[start]

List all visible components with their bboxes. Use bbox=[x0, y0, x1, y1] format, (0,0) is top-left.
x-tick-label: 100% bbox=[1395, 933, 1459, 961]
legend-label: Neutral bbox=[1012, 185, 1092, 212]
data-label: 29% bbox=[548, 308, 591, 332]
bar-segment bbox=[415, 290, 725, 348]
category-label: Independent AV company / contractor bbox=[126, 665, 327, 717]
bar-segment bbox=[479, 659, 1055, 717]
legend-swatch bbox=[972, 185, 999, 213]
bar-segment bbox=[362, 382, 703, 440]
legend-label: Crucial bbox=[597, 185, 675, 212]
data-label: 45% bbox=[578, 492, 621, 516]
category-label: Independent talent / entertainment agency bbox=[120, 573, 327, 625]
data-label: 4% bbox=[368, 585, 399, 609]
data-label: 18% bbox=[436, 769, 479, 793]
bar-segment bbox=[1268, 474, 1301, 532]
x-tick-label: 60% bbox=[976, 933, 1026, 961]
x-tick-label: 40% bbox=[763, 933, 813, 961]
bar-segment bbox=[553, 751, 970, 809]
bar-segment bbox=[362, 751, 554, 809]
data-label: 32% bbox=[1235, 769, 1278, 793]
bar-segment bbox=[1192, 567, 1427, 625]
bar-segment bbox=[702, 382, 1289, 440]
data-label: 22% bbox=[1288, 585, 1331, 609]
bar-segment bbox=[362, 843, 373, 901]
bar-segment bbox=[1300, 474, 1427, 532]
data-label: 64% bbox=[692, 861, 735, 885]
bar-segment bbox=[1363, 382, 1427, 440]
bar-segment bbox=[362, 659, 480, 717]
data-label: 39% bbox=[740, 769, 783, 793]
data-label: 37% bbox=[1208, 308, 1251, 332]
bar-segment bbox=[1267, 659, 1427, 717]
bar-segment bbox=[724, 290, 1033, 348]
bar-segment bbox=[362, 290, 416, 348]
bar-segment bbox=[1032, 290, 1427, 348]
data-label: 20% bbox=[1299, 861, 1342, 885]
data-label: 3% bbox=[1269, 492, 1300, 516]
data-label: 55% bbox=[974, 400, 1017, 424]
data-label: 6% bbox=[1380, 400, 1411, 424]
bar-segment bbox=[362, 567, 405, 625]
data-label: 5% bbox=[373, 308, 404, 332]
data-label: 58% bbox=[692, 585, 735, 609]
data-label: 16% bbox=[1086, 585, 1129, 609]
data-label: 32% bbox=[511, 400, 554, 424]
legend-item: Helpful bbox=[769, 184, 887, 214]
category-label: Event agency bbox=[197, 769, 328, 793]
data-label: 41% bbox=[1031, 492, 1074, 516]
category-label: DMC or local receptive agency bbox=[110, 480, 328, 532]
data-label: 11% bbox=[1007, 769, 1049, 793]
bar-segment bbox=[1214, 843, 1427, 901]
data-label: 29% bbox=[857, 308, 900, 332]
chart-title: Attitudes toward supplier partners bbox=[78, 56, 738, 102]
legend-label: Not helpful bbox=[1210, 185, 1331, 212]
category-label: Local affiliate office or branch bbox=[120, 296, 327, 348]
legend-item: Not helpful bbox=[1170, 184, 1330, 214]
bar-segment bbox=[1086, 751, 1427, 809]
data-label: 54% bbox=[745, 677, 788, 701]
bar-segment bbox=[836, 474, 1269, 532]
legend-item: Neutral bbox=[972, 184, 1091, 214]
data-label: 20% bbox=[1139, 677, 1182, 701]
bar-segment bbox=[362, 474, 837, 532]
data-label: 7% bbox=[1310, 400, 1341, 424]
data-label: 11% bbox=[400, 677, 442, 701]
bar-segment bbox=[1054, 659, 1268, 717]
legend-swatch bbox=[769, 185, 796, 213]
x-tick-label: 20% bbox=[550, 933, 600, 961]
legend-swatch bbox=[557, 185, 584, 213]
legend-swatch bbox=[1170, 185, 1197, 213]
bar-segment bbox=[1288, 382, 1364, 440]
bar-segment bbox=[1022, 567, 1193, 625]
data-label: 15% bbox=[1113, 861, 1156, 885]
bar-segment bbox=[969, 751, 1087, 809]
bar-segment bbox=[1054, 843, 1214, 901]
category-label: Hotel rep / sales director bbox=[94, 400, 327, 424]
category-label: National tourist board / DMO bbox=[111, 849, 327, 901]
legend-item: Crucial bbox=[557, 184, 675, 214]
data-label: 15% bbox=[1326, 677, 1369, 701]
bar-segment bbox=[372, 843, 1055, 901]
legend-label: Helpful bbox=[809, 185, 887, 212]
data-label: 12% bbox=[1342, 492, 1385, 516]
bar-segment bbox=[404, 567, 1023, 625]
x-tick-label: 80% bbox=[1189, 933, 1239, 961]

[end]

Convert the lines above into a Markdown table with two columns, Row and Line text, giving each line a row number and omitting any blank lines.

The result
| Row | Line text |
|---|---|
| 1 | List all visible components with their bboxes. Use bbox=[x0, y0, x1, y1] format, (0,0) is top-left. |
| 2 | x-tick-label: 100% bbox=[1395, 933, 1459, 961] |
| 3 | legend-label: Neutral bbox=[1012, 185, 1092, 212] |
| 4 | data-label: 29% bbox=[548, 308, 591, 332] |
| 5 | bar-segment bbox=[415, 290, 725, 348] |
| 6 | category-label: Independent AV company / contractor bbox=[126, 665, 327, 717] |
| 7 | bar-segment bbox=[479, 659, 1055, 717] |
| 8 | legend-swatch bbox=[972, 185, 999, 213] |
| 9 | bar-segment bbox=[362, 382, 703, 440] |
| 10 | legend-label: Crucial bbox=[597, 185, 675, 212] |
| 11 | data-label: 45% bbox=[578, 492, 621, 516] |
| 12 | category-label: Independent talent / entertainment agency bbox=[120, 573, 327, 625] |
| 13 | data-label: 4% bbox=[368, 585, 399, 609] |
| 14 | data-label: 18% bbox=[436, 769, 479, 793] |
| 15 | bar-segment bbox=[1268, 474, 1301, 532] |
| 16 | x-tick-label: 60% bbox=[976, 933, 1026, 961] |
| 17 | x-tick-label: 40% bbox=[763, 933, 813, 961] |
| 18 | bar-segment bbox=[553, 751, 970, 809] |
| 19 | bar-segment bbox=[362, 751, 554, 809] |
| 20 | data-label: 32% bbox=[1235, 769, 1278, 793] |
| 21 | bar-segment bbox=[1192, 567, 1427, 625] |
| 22 | bar-segment bbox=[702, 382, 1289, 440] |
| 23 | data-label: 22% bbox=[1288, 585, 1331, 609] |
| 24 | bar-segment bbox=[362, 843, 373, 901] |
| 25 | bar-segment bbox=[1300, 474, 1427, 532] |
| 26 | data-label: 64% bbox=[692, 861, 735, 885] |
| 27 | bar-segment bbox=[1363, 382, 1427, 440] |
| 28 | bar-segment bbox=[362, 659, 480, 717] |
| 29 | data-label: 39% bbox=[740, 769, 783, 793] |
| 30 | data-label: 37% bbox=[1208, 308, 1251, 332] |
| 31 | bar-segment bbox=[1267, 659, 1427, 717] |
| 32 | bar-segment bbox=[724, 290, 1033, 348] |
| 33 | bar-segment bbox=[362, 290, 416, 348] |
| 34 | bar-segment bbox=[1032, 290, 1427, 348] |
| 35 | data-label: 20% bbox=[1299, 861, 1342, 885] |
| 36 | data-label: 3% bbox=[1269, 492, 1300, 516] |
| 37 | data-label: 55% bbox=[974, 400, 1017, 424] |
| 38 | data-label: 6% bbox=[1380, 400, 1411, 424] |
| 39 | bar-segment bbox=[362, 567, 405, 625] |
| 40 | data-label: 5% bbox=[373, 308, 404, 332] |
| 41 | data-label: 58% bbox=[692, 585, 735, 609] |
| 42 | data-label: 16% bbox=[1086, 585, 1129, 609] |
| 43 | data-label: 32% bbox=[511, 400, 554, 424] |
| 44 | legend-item: Helpful bbox=[769, 184, 887, 214] |
| 45 | category-label: Event agency bbox=[197, 769, 328, 793] |
| 46 | data-label: 41% bbox=[1031, 492, 1074, 516] |
| 47 | category-label: DMC or local receptive agency bbox=[110, 480, 328, 532] |
| 48 | data-label: 11% bbox=[1007, 769, 1049, 793] |
| 49 | bar-segment bbox=[1214, 843, 1427, 901] |
| 50 | data-label: 29% bbox=[857, 308, 900, 332] |
| 51 | chart-title: Attitudes toward supplier partners bbox=[78, 56, 738, 102] |
| 52 | legend-label: Not helpful bbox=[1210, 185, 1331, 212] |
| 53 | category-label: Local affiliate office or branch bbox=[120, 296, 327, 348] |
| 54 | legend-item: Not helpful bbox=[1170, 184, 1330, 214] |
| 55 | bar-segment bbox=[1086, 751, 1427, 809] |
| 56 | data-label: 54% bbox=[745, 677, 788, 701] |
| 57 | bar-segment bbox=[836, 474, 1269, 532] |
| 58 | legend-item: Neutral bbox=[972, 184, 1091, 214] |
| 59 | data-label: 20% bbox=[1139, 677, 1182, 701] |
| 60 | bar-segment bbox=[362, 474, 837, 532] |
| 61 | data-label: 7% bbox=[1310, 400, 1341, 424] |
| 62 | data-label: 11% bbox=[400, 677, 442, 701] |
| 63 | bar-segment bbox=[1054, 659, 1268, 717] |
| 64 | legend-swatch bbox=[769, 185, 796, 213] |
| 65 | x-tick-label: 20% bbox=[550, 933, 600, 961] |
| 66 | legend-swatch bbox=[557, 185, 584, 213] |
| 67 | legend-swatch bbox=[1170, 185, 1197, 213] |
| 68 | bar-segment bbox=[1288, 382, 1364, 440] |
| 69 | bar-segment bbox=[1022, 567, 1193, 625] |
| 70 | data-label: 15% bbox=[1113, 861, 1156, 885] |
| 71 | bar-segment bbox=[969, 751, 1087, 809] |
| 72 | bar-segment bbox=[1054, 843, 1214, 901] |
| 73 | category-label: Hotel rep / sales director bbox=[94, 400, 327, 424] |
| 74 | category-label: National tourist board / DMO bbox=[111, 849, 327, 901] |
| 75 | legend-item: Crucial bbox=[557, 184, 675, 214] |
| 76 | data-label: 15% bbox=[1326, 677, 1369, 701] |
| 77 | bar-segment bbox=[372, 843, 1055, 901] |
| 78 | legend-label: Helpful bbox=[809, 185, 887, 212] |
| 79 | data-label: 12% bbox=[1342, 492, 1385, 516] |
| 80 | bar-segment bbox=[404, 567, 1023, 625] |
| 81 | x-tick-label: 80% bbox=[1189, 933, 1239, 961] |